RECORD EXCERPTS start

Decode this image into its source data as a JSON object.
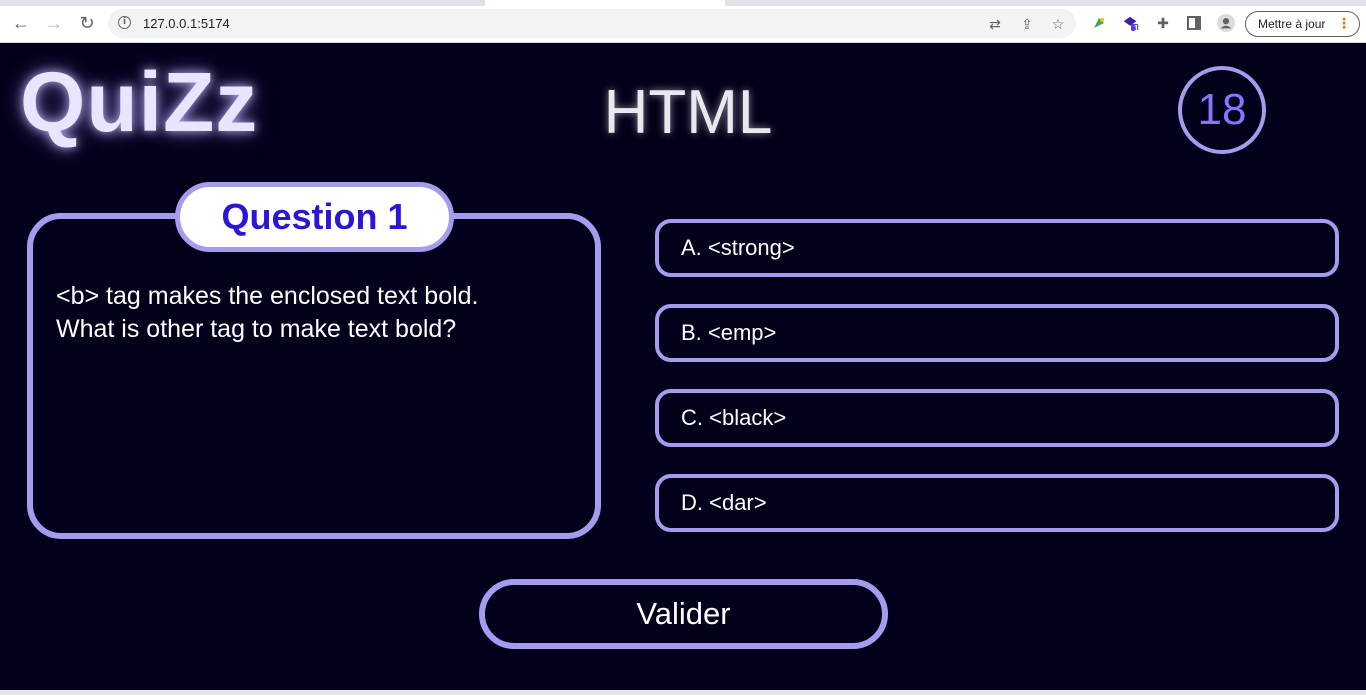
{
  "browser": {
    "url": "127.0.0.1:5174",
    "update_button": "Mettre à jour",
    "icons": [
      "back-arrow-icon",
      "forward-arrow-icon",
      "reload-icon",
      "site-info-icon",
      "translate-icon",
      "share-icon",
      "bookmark-star-icon",
      "extension-colorful-icon",
      "extension-badge-icon",
      "extensions-puzzle-icon",
      "side-panel-icon",
      "profile-icon",
      "menu-dots-icon"
    ],
    "extension_badge": "1"
  },
  "app": {
    "logo": "QuiZz",
    "topic": "HTML",
    "timer": "18",
    "question": {
      "label": "Question 1",
      "line1": "<b> tag makes the enclosed text bold.",
      "line2": "What is other tag to make text bold?"
    },
    "answers": [
      {
        "text": "A. <strong>"
      },
      {
        "text": "B. <emp>"
      },
      {
        "text": "C. <black>"
      },
      {
        "text": "D. <dar>"
      }
    ],
    "validate_label": "Valider",
    "colors": {
      "background": "#02001a",
      "accent": "#a59cf0",
      "question_label": "#2b16d8",
      "timer_text": "#8a74ff"
    }
  }
}
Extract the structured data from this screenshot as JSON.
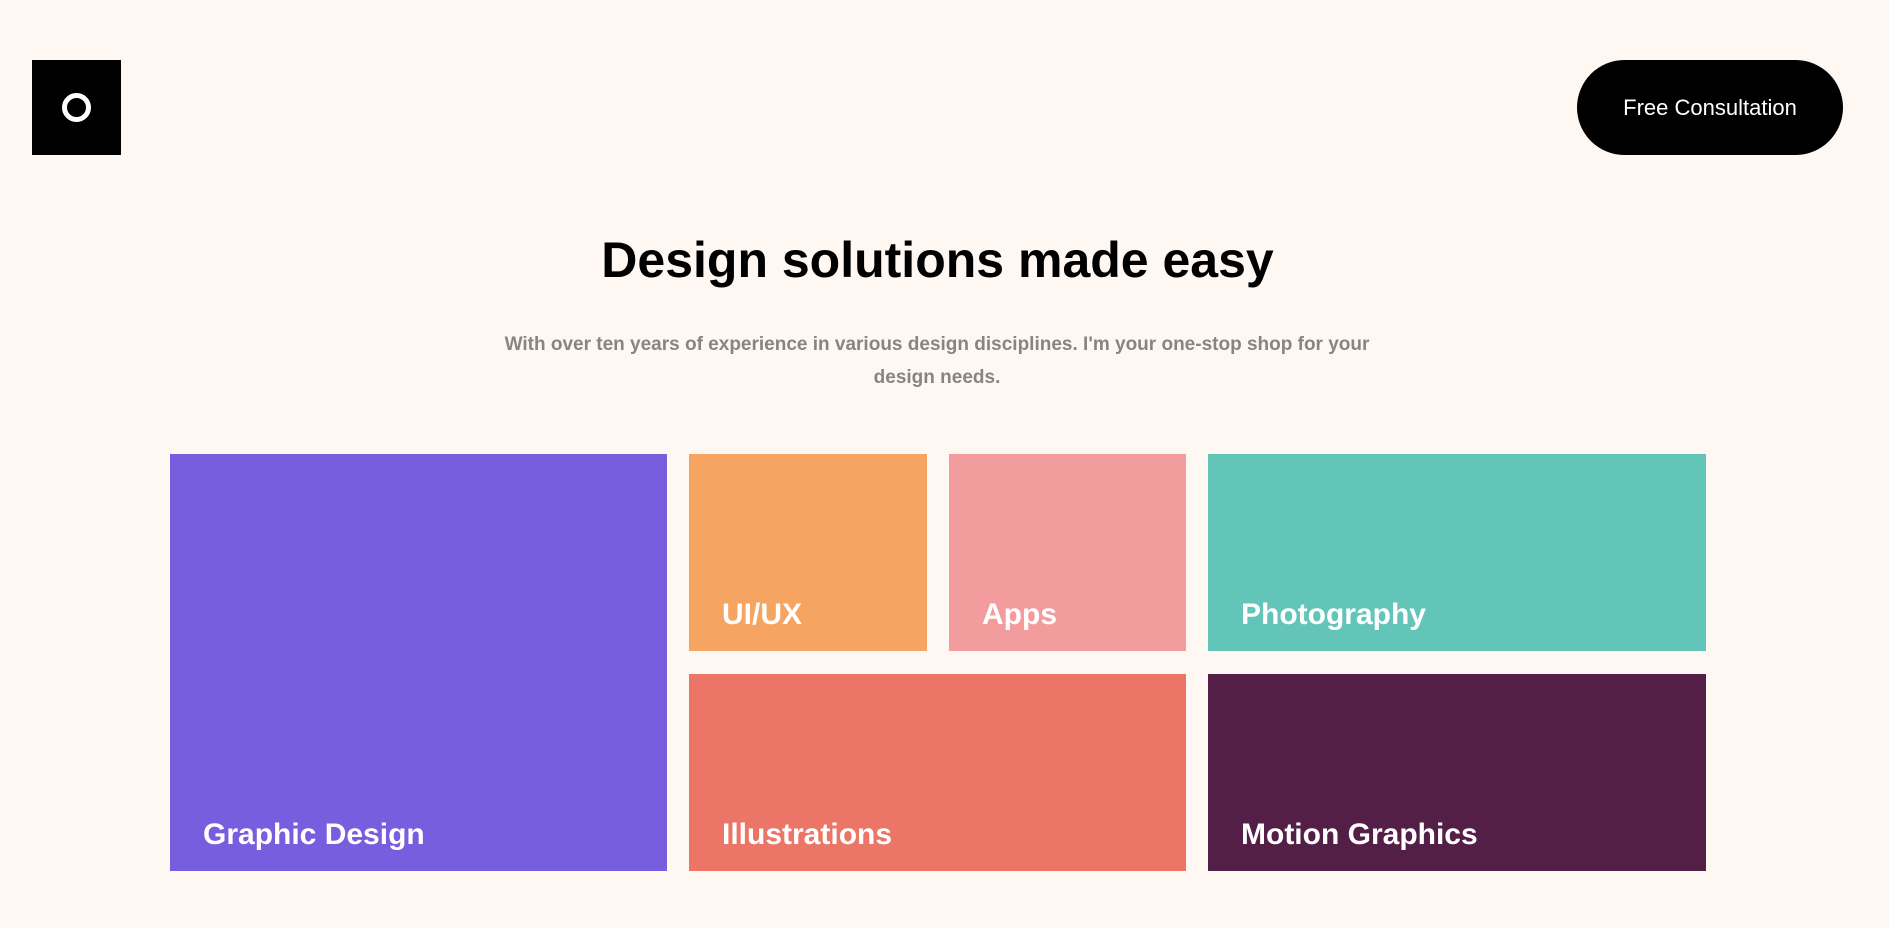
{
  "header": {
    "logo_icon": "circle-ring-icon",
    "cta_label": "Free Consultation"
  },
  "hero": {
    "title": "Design solutions made easy",
    "subtitle": "With over ten years of experience in various design disciplines. I'm your one-stop shop for your design needs."
  },
  "services": [
    {
      "label": "Graphic Design",
      "color": "#775ede"
    },
    {
      "label": "UI/UX",
      "color": "#f5a462"
    },
    {
      "label": "Apps",
      "color": "#f39c9e"
    },
    {
      "label": "Photography",
      "color": "#63c4b8"
    },
    {
      "label": "Illustrations",
      "color": "#eb7566"
    },
    {
      "label": "Motion Graphics",
      "color": "#541f47"
    }
  ],
  "colors": {
    "background": "#fff7f1",
    "text": "#000000",
    "subtitle": "#8a8480"
  }
}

RECORD EXCERPTS end

TASK>
Using the material above, set down every line exactly, but skip the pictures.

FINAL ANSWER>
Decode this image into its source data as a JSON object.
{
  "browser": {
    "url": "127.0.0.1:5174",
    "update_button": "Mettre à jour",
    "icons": [
      "back-arrow-icon",
      "forward-arrow-icon",
      "reload-icon",
      "site-info-icon",
      "translate-icon",
      "share-icon",
      "bookmark-star-icon",
      "extension-colorful-icon",
      "extension-badge-icon",
      "extensions-puzzle-icon",
      "side-panel-icon",
      "profile-icon",
      "menu-dots-icon"
    ],
    "extension_badge": "1"
  },
  "app": {
    "logo": "QuiZz",
    "topic": "HTML",
    "timer": "18",
    "question": {
      "label": "Question 1",
      "line1": "<b> tag makes the enclosed text bold.",
      "line2": "What is other tag to make text bold?"
    },
    "answers": [
      {
        "text": "A. <strong>"
      },
      {
        "text": "B. <emp>"
      },
      {
        "text": "C. <black>"
      },
      {
        "text": "D. <dar>"
      }
    ],
    "validate_label": "Valider",
    "colors": {
      "background": "#02001a",
      "accent": "#a59cf0",
      "question_label": "#2b16d8",
      "timer_text": "#8a74ff"
    }
  }
}
Extract the structured data from this screenshot as JSON.
{
  "header": {
    "logo_icon": "circle-ring-icon",
    "cta_label": "Free Consultation"
  },
  "hero": {
    "title": "Design solutions made easy",
    "subtitle": "With over ten years of experience in various design disciplines. I'm your one-stop shop for your design needs."
  },
  "services": [
    {
      "label": "Graphic Design",
      "color": "#775ede"
    },
    {
      "label": "UI/UX",
      "color": "#f5a462"
    },
    {
      "label": "Apps",
      "color": "#f39c9e"
    },
    {
      "label": "Photography",
      "color": "#63c4b8"
    },
    {
      "label": "Illustrations",
      "color": "#eb7566"
    },
    {
      "label": "Motion Graphics",
      "color": "#541f47"
    }
  ],
  "colors": {
    "background": "#fff7f1",
    "text": "#000000",
    "subtitle": "#8a8480"
  }
}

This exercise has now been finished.